* _DOCUMENT EXTRACT_

* * * * * * *

Data Mining - Mehmed Kantardzic [45]
PCA and metric MDS are both simple methods for linear dimensionality reduction, where an alternative to MDS is FastMap, a computationally efficient algorithm. The other variant, Isomap, has recently emerged as a powerful technique for nonlinear dimensionality reduction and is primarily a graph-based method.
Isomap is based on computing the low-dimensional representation of a high-dimensional data set that most faithfully preserves the pairwise distances between input samples as measured along geodesic distance (details about geodesic are given in Chapter 12, the section about graph mining). The algorithm can be understood as a variant of MDS in which estimates of geodesic distances are substituted for standard Euclidean distances.
The algorithm has three steps. The first step is to compute the k-nearest neighbors of each input sample, and to construct a graph whose vertices represent input samples and whose (undirected) edges connect k-nearest neighbors. The edges are then assigned weights based on the Euclidean distance between nearest neighbors. The second step is to compute the pairwise distances between all nodes (i, j) along shortest paths through the graph. This can be done using the well-known Djikstra’s algorithm with complexity O(n2logn + n2k). Finally, in the third step, the pairwise distances are fed as input to MDS to determine a new reduced set of features.
With the amount of data growing larger and larger, all feature-selection (and reduction) methods also face a problem of oversized data because of computers’ limited resources. But do we really need so much data for selecting features as an initial process in data mining? Or can we settle for less data? We know that some portion of a huge data set can represent it reasonably well. The point is which portion and how large should it be. Instead of looking for the right portion, we can randomly select a part, P, of a data set, use that portion to find the subset of features that satisfy the evaluation criteria, and test this subset on a different part of the data. The results of this test will show whether the task has been successfully accomplished. If an inconsistency is found, we shall have to repeat the process with a slightly enlarged portion of the initial data set. What should be the initial size of the data subset P? Intuitively, we know that its size should not be too small or too large. A simple way to get out of this dilemma is to choose a percentage of data, say 10%. The right percentage can be determined experimentally.

* * * * * * *

* _DATASET RECORDS_
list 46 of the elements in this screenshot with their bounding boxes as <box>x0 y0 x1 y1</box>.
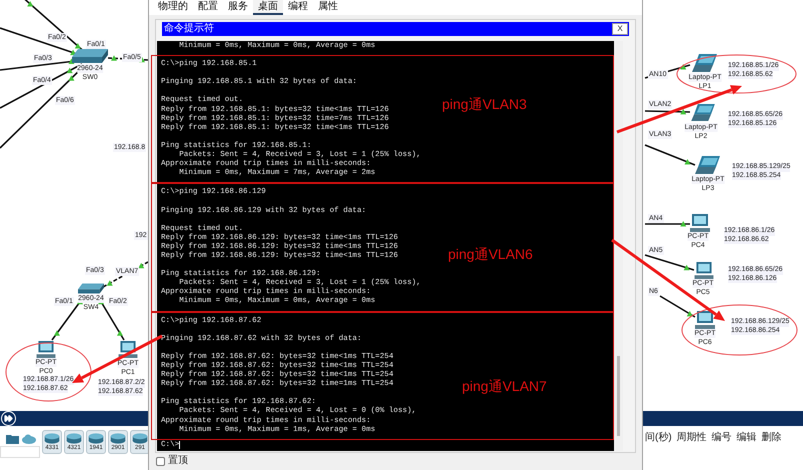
router-icon <box>88 433 104 444</box>
computer-icon[interactable] <box>690 214 710 232</box>
switch-icon[interactable] <box>72 49 108 63</box>
router-icon <box>110 433 126 444</box>
tab[interactable]: 物理的 <box>153 0 193 15</box>
scrollbar-thumb[interactable] <box>617 356 620 436</box>
fast-forward-icon <box>4 414 13 423</box>
search-field[interactable] <box>0 446 40 458</box>
tab[interactable]: 编程 <box>283 0 313 15</box>
checkbox-label: 置顶 <box>168 455 188 467</box>
tab[interactable]: 服务 <box>223 0 253 15</box>
network-link <box>644 108 690 114</box>
router-icon <box>44 433 60 444</box>
column-header: 编辑 <box>736 432 757 444</box>
tab[interactable]: 属性 <box>313 0 343 15</box>
column-header: 删除 <box>762 432 782 444</box>
cloud-icon[interactable] <box>22 434 36 444</box>
checkbox[interactable] <box>156 456 165 466</box>
computer-icon[interactable] <box>695 311 715 329</box>
laptop-icon[interactable] <box>690 104 717 121</box>
scrollbar[interactable] <box>614 41 623 451</box>
text-cursor <box>179 441 180 450</box>
router-icon <box>66 433 82 444</box>
tab[interactable]: 桌面 <box>253 0 283 15</box>
switch-icon[interactable] <box>78 283 104 294</box>
tab[interactable]: 配置 <box>193 0 223 15</box>
computer-icon[interactable] <box>118 341 138 358</box>
network-link <box>644 254 694 271</box>
router-icon <box>132 433 148 444</box>
computer-icon[interactable] <box>36 341 56 358</box>
fast-forward-button[interactable] <box>1 411 16 426</box>
network-link <box>660 295 696 318</box>
network-link <box>644 144 696 166</box>
column-header: 间(秒) <box>645 432 672 444</box>
annotation-label: ping通VLAN7 <box>462 378 547 394</box>
laptop-icon[interactable] <box>695 156 721 174</box>
annotation-label: ping通VLAN3 <box>442 96 527 112</box>
column-header: 编号 <box>712 432 732 444</box>
annotation-label: ping通VLAN6 <box>448 246 533 262</box>
column-header: 周期性 <box>676 432 707 444</box>
window-title: 命令提示符 <box>164 23 214 35</box>
network-link <box>645 221 690 226</box>
laptop-icon[interactable] <box>692 54 718 72</box>
computer-icon[interactable] <box>694 262 714 279</box>
folder-icon[interactable] <box>6 434 19 444</box>
close-button[interactable]: X <box>612 23 628 35</box>
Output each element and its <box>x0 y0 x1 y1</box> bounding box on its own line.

* * * * * * *

* _THE TASKS_
**1.** From the dimensionality-reduction passage, copy the words starting at "The algorithm has" and ending at "set of features.".
**2.** For each statement, say whether it agrees with the dimensionality-reduction passage, answering yes or no and quoting the passage's deciding words: (a) Isomap weights the graph edges by the Euclidean distance between nearest neighbors; (b) the passage suggests 20% as the initial size of the data subset P; (c) the shortest-path distances in Isomap's second step can be computed with Djikstra's algorithm.

* _RESPONSES IN ORDER_
**1.**
The algorithm has three steps. The first step is to compute the k-nearest neighbors of each input sample, and to construct a graph whose vertices represent input samples and whose (undirected) edges connect k-nearest neighbors. The edges are then assigned weights based on the Euclidean distance between nearest neighbors. The second step is to compute the pairwise distances between all nodes (i, j) along shortest paths through the graph. This can be done using the well-known Djikstra’s algorithm with complexity O(n2logn + n2k). Finally, in the third step, the pairwise distances are fed as input to MDS to determine a new reduced set of features.

**2.**
(a) Yes: "The edges are then assigned weights based on the Euclidean distance between nearest neighbors."
(b) No: "A simple way to get out of this dilemma is to choose a percentage of data, say 10%."
(c) Yes: "This can be done using the well-known Djikstra’s algorithm with complexity O(n2logn + n2k)."